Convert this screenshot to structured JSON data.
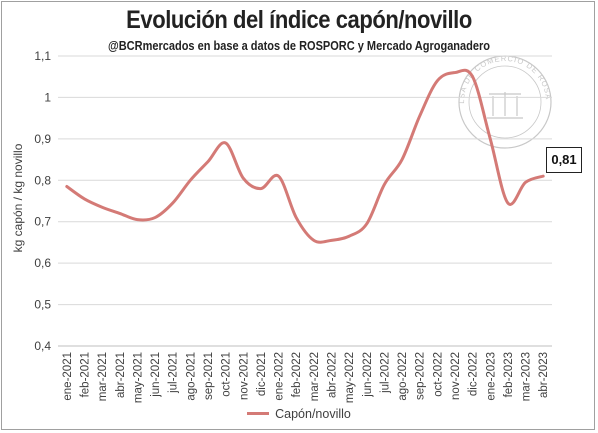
{
  "title": "Evolución del índice capón/novillo",
  "subtitle": "@BCRmercados en base a datos de ROSPORC y Mercado Agroganadero",
  "watermark": {
    "text": "BOLSA DE COMERCIO DE ROSARIO",
    "color": "#c8c8c8"
  },
  "callout": {
    "label": "0,81"
  },
  "legend": {
    "label": "Capón/novillo"
  },
  "colors": {
    "line": "#d47a76",
    "grid": "#d9d9d9",
    "text": "#404040"
  },
  "chart_data": {
    "type": "line",
    "title": "Evolución del índice capón/novillo",
    "ylabel": "kg capón / kg novillo",
    "xlabel": "",
    "ylim": [
      0.4,
      1.1
    ],
    "yticks": [
      0.4,
      0.5,
      0.6,
      0.7,
      0.8,
      0.9,
      1.0,
      1.1
    ],
    "ytick_labels": [
      "0,4",
      "0,5",
      "0,6",
      "0,7",
      "0,8",
      "0,9",
      "1",
      "1,1"
    ],
    "grid": "horizontal",
    "legend_position": "bottom",
    "categories": [
      "ene-2021",
      "feb-2021",
      "mar-2021",
      "abr-2021",
      "may-2021",
      "jun-2021",
      "jul-2021",
      "ago-2021",
      "sep-2021",
      "oct-2021",
      "nov-2021",
      "dic-2021",
      "ene-2022",
      "feb-2022",
      "mar-2022",
      "abr-2022",
      "may-2022",
      "jun-2022",
      "jul-2022",
      "ago-2022",
      "sep-2022",
      "oct-2022",
      "nov-2022",
      "dic-2022",
      "ene-2023",
      "feb-2023",
      "mar-2023",
      "abr-2023"
    ],
    "series": [
      {
        "name": "Capón/novillo",
        "values": [
          0.785,
          0.755,
          0.735,
          0.72,
          0.705,
          0.71,
          0.745,
          0.8,
          0.845,
          0.89,
          0.805,
          0.78,
          0.81,
          0.71,
          0.655,
          0.655,
          0.665,
          0.695,
          0.79,
          0.85,
          0.955,
          1.04,
          1.06,
          1.05,
          0.9,
          0.745,
          0.795,
          0.81
        ]
      }
    ]
  }
}
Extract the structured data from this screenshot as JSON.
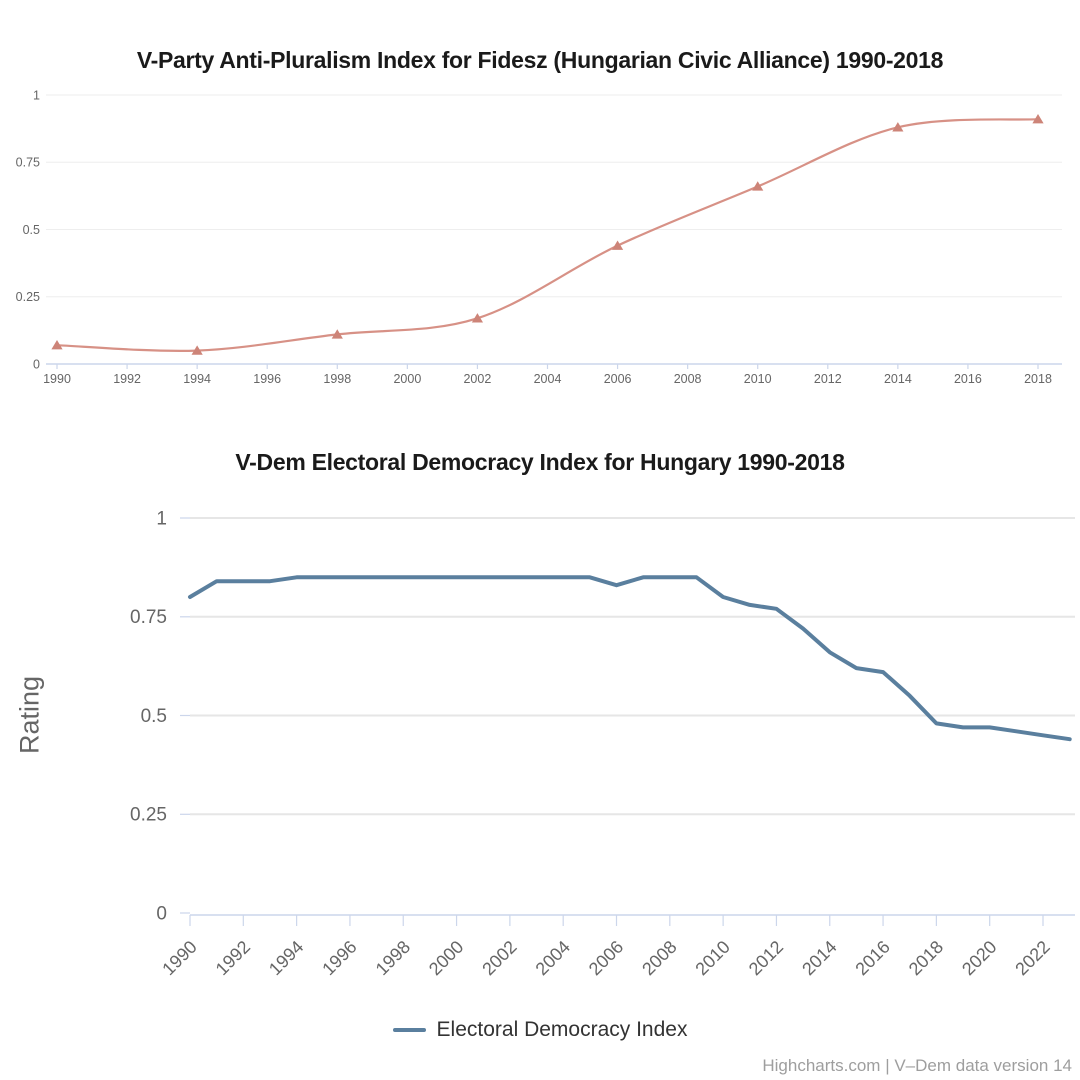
{
  "chart_data": [
    {
      "id": "anti-pluralism-index",
      "type": "line",
      "title": "V-Party Anti-Pluralism Index for Fidesz (Hungarian Civic Alliance) 1990-2018",
      "xlabel": "",
      "ylabel": "",
      "x": [
        1990,
        1994,
        1998,
        2002,
        2006,
        2010,
        2014,
        2018
      ],
      "values": [
        0.07,
        0.05,
        0.11,
        0.17,
        0.44,
        0.66,
        0.88,
        0.91
      ],
      "xticks": [
        1990,
        1992,
        1994,
        1996,
        1998,
        2000,
        2002,
        2004,
        2006,
        2008,
        2010,
        2012,
        2014,
        2016,
        2018
      ],
      "yticks": [
        0,
        0.25,
        0.5,
        0.75,
        1
      ],
      "ylim": [
        0,
        1
      ],
      "grid": true,
      "legend_position": "none",
      "line_color": "#d79186",
      "marker_color": "#cd8478",
      "marker": "triangle-up",
      "smooth": true,
      "grid_color": "#eeeeee",
      "axis_color": "#ccd6eb",
      "label_color": "#666666"
    },
    {
      "id": "electoral-democracy-index",
      "type": "line",
      "title": "V-Dem Electoral Democracy Index for Hungary 1990-2018",
      "xlabel": "",
      "ylabel": "Rating",
      "legend": "Electoral Democracy Index",
      "x": [
        1990,
        1991,
        1992,
        1993,
        1994,
        1995,
        1996,
        1997,
        1998,
        1999,
        2000,
        2001,
        2002,
        2003,
        2004,
        2005,
        2006,
        2007,
        2008,
        2009,
        2010,
        2011,
        2012,
        2013,
        2014,
        2015,
        2016,
        2017,
        2018,
        2019,
        2020,
        2021,
        2022,
        2023
      ],
      "values": [
        0.8,
        0.84,
        0.84,
        0.84,
        0.85,
        0.85,
        0.85,
        0.85,
        0.85,
        0.85,
        0.85,
        0.85,
        0.85,
        0.85,
        0.85,
        0.85,
        0.83,
        0.85,
        0.85,
        0.85,
        0.8,
        0.78,
        0.77,
        0.72,
        0.66,
        0.62,
        0.61,
        0.55,
        0.48,
        0.47,
        0.47,
        0.46,
        0.45,
        0.44
      ],
      "xticks": [
        1990,
        1992,
        1994,
        1996,
        1998,
        2000,
        2002,
        2004,
        2006,
        2008,
        2010,
        2012,
        2014,
        2016,
        2018,
        2020,
        2022
      ],
      "yticks": [
        0,
        0.25,
        0.5,
        0.75,
        1
      ],
      "ylim": [
        0,
        1
      ],
      "grid": true,
      "legend_position": "bottom",
      "line_color": "#5a7f9e",
      "marker": "none",
      "smooth": false,
      "grid_color": "#e6e6e6",
      "axis_color": "#ccd6eb",
      "label_color": "#666666"
    }
  ],
  "footer": {
    "credits": "Highcharts.com | V–Dem data version 14"
  }
}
···
Write out each entry exactly as given, but skip the pictures.

EXERCISE RESULT —
Convert this screenshot to structured JSON data.
{
  "title": "Evolución del índice capón/novillo",
  "subtitle": "@BCRmercados en base a datos de ROSPORC y Mercado Agroganadero",
  "watermark": {
    "text": "BOLSA DE COMERCIO DE ROSARIO",
    "color": "#c8c8c8"
  },
  "callout": {
    "label": "0,81"
  },
  "legend": {
    "label": "Capón/novillo"
  },
  "colors": {
    "line": "#d47a76",
    "grid": "#d9d9d9",
    "text": "#404040"
  },
  "chart_data": {
    "type": "line",
    "title": "Evolución del índice capón/novillo",
    "ylabel": "kg capón / kg novillo",
    "xlabel": "",
    "ylim": [
      0.4,
      1.1
    ],
    "yticks": [
      0.4,
      0.5,
      0.6,
      0.7,
      0.8,
      0.9,
      1.0,
      1.1
    ],
    "ytick_labels": [
      "0,4",
      "0,5",
      "0,6",
      "0,7",
      "0,8",
      "0,9",
      "1",
      "1,1"
    ],
    "grid": "horizontal",
    "legend_position": "bottom",
    "categories": [
      "ene-2021",
      "feb-2021",
      "mar-2021",
      "abr-2021",
      "may-2021",
      "jun-2021",
      "jul-2021",
      "ago-2021",
      "sep-2021",
      "oct-2021",
      "nov-2021",
      "dic-2021",
      "ene-2022",
      "feb-2022",
      "mar-2022",
      "abr-2022",
      "may-2022",
      "jun-2022",
      "jul-2022",
      "ago-2022",
      "sep-2022",
      "oct-2022",
      "nov-2022",
      "dic-2022",
      "ene-2023",
      "feb-2023",
      "mar-2023",
      "abr-2023"
    ],
    "series": [
      {
        "name": "Capón/novillo",
        "values": [
          0.785,
          0.755,
          0.735,
          0.72,
          0.705,
          0.71,
          0.745,
          0.8,
          0.845,
          0.89,
          0.805,
          0.78,
          0.81,
          0.71,
          0.655,
          0.655,
          0.665,
          0.695,
          0.79,
          0.85,
          0.955,
          1.04,
          1.06,
          1.05,
          0.9,
          0.745,
          0.795,
          0.81
        ]
      }
    ]
  }
}
Extract the structured data from this screenshot as JSON.
{
  "chart_data": [
    {
      "id": "anti-pluralism-index",
      "type": "line",
      "title": "V-Party Anti-Pluralism Index for Fidesz (Hungarian Civic Alliance) 1990-2018",
      "xlabel": "",
      "ylabel": "",
      "x": [
        1990,
        1994,
        1998,
        2002,
        2006,
        2010,
        2014,
        2018
      ],
      "values": [
        0.07,
        0.05,
        0.11,
        0.17,
        0.44,
        0.66,
        0.88,
        0.91
      ],
      "xticks": [
        1990,
        1992,
        1994,
        1996,
        1998,
        2000,
        2002,
        2004,
        2006,
        2008,
        2010,
        2012,
        2014,
        2016,
        2018
      ],
      "yticks": [
        0,
        0.25,
        0.5,
        0.75,
        1
      ],
      "ylim": [
        0,
        1
      ],
      "grid": true,
      "legend_position": "none",
      "line_color": "#d79186",
      "marker_color": "#cd8478",
      "marker": "triangle-up",
      "smooth": true,
      "grid_color": "#eeeeee",
      "axis_color": "#ccd6eb",
      "label_color": "#666666"
    },
    {
      "id": "electoral-democracy-index",
      "type": "line",
      "title": "V-Dem Electoral Democracy Index for Hungary 1990-2018",
      "xlabel": "",
      "ylabel": "Rating",
      "legend": "Electoral Democracy Index",
      "x": [
        1990,
        1991,
        1992,
        1993,
        1994,
        1995,
        1996,
        1997,
        1998,
        1999,
        2000,
        2001,
        2002,
        2003,
        2004,
        2005,
        2006,
        2007,
        2008,
        2009,
        2010,
        2011,
        2012,
        2013,
        2014,
        2015,
        2016,
        2017,
        2018,
        2019,
        2020,
        2021,
        2022,
        2023
      ],
      "values": [
        0.8,
        0.84,
        0.84,
        0.84,
        0.85,
        0.85,
        0.85,
        0.85,
        0.85,
        0.85,
        0.85,
        0.85,
        0.85,
        0.85,
        0.85,
        0.85,
        0.83,
        0.85,
        0.85,
        0.85,
        0.8,
        0.78,
        0.77,
        0.72,
        0.66,
        0.62,
        0.61,
        0.55,
        0.48,
        0.47,
        0.47,
        0.46,
        0.45,
        0.44
      ],
      "xticks": [
        1990,
        1992,
        1994,
        1996,
        1998,
        2000,
        2002,
        2004,
        2006,
        2008,
        2010,
        2012,
        2014,
        2016,
        2018,
        2020,
        2022
      ],
      "yticks": [
        0,
        0.25,
        0.5,
        0.75,
        1
      ],
      "ylim": [
        0,
        1
      ],
      "grid": true,
      "legend_position": "bottom",
      "line_color": "#5a7f9e",
      "marker": "none",
      "smooth": false,
      "grid_color": "#e6e6e6",
      "axis_color": "#ccd6eb",
      "label_color": "#666666"
    }
  ],
  "footer": {
    "credits": "Highcharts.com | V–Dem data version 14"
  }
}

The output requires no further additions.